(PROBLEM DETAILS): Show all lines from the data that include the word "avdelingens".
---------- DATA FOR THIS TASK
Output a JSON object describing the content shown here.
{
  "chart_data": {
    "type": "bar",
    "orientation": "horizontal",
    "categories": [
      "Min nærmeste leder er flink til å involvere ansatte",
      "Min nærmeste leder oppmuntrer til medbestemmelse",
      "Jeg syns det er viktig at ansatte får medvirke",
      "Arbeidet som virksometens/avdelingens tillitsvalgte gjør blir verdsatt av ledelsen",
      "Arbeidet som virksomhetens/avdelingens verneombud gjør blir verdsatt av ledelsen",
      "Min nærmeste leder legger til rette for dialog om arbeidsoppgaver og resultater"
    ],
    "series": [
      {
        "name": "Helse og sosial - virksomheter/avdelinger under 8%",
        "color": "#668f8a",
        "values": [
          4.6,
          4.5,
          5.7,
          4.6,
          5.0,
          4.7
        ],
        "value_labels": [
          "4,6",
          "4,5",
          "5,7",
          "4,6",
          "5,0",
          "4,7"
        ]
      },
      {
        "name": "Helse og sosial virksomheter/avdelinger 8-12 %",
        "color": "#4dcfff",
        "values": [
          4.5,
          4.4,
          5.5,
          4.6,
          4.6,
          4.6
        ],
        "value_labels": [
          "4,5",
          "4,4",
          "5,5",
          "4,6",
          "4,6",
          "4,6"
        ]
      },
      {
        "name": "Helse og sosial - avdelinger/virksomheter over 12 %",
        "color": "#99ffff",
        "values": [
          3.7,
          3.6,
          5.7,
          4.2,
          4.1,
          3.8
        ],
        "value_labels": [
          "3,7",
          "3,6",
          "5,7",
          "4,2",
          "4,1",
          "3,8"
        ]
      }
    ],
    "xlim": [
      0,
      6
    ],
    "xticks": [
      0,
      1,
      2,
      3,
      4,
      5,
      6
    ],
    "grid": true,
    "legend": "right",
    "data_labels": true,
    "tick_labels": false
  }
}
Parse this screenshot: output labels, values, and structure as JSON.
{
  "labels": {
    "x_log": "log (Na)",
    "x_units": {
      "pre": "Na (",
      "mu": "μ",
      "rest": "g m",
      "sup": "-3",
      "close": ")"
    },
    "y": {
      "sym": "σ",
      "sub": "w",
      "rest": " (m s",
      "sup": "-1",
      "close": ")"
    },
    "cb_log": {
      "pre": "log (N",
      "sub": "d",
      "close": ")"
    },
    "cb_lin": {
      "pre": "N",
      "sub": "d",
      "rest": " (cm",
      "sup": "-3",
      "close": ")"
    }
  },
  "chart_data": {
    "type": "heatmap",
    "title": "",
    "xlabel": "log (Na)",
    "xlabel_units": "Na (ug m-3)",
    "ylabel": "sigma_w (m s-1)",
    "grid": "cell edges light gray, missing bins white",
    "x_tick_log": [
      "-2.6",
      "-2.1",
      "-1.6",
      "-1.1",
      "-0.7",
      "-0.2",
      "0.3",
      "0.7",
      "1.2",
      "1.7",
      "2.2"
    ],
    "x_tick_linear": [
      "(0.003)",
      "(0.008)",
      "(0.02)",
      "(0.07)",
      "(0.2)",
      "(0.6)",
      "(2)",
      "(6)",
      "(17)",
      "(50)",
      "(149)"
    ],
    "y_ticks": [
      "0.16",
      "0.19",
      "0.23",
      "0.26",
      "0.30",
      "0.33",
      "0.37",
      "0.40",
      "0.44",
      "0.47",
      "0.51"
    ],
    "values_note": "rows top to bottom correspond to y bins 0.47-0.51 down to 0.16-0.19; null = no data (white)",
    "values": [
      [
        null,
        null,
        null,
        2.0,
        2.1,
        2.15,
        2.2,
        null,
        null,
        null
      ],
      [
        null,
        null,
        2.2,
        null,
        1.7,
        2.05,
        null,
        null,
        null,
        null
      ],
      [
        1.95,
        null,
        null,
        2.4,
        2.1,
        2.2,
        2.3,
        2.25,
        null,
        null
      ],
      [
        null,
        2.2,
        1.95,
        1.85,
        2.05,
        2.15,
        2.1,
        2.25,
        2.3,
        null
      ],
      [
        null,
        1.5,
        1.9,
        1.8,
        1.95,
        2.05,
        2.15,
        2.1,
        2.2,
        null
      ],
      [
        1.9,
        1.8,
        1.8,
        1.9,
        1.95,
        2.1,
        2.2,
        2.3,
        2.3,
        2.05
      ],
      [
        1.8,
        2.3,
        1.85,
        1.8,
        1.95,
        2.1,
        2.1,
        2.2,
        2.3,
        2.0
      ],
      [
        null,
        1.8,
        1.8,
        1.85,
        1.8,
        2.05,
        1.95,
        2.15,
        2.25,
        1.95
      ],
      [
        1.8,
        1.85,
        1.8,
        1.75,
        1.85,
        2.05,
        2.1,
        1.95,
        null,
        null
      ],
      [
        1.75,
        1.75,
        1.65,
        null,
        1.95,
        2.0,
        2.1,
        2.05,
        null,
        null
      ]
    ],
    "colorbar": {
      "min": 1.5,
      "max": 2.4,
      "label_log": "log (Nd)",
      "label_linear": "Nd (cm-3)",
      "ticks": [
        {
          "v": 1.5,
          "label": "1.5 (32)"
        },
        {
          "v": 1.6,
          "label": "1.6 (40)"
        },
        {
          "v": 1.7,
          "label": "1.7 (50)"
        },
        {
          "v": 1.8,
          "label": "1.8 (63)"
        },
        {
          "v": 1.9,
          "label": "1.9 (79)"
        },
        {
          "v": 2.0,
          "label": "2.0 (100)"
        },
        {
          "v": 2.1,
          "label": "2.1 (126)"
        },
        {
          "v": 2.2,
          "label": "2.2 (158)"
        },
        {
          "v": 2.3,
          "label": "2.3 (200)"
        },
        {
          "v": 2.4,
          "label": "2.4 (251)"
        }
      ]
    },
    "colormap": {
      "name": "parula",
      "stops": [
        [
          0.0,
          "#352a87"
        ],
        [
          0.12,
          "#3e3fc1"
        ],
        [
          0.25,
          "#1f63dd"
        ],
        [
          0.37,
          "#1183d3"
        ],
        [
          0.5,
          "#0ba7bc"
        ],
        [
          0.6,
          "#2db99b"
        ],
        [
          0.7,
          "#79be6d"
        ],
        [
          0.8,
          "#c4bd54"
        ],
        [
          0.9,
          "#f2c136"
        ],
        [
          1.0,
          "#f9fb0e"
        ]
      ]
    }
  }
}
--------------------
(REPLY TO THE TASK):
      "Arbeidet som virksometens/avdelingens tillitsvalgte gjør blir verdsatt av ledelsen",
      "Arbeidet som virksomhetens/avdelingens verneombud gjør blir verdsatt av ledelsen",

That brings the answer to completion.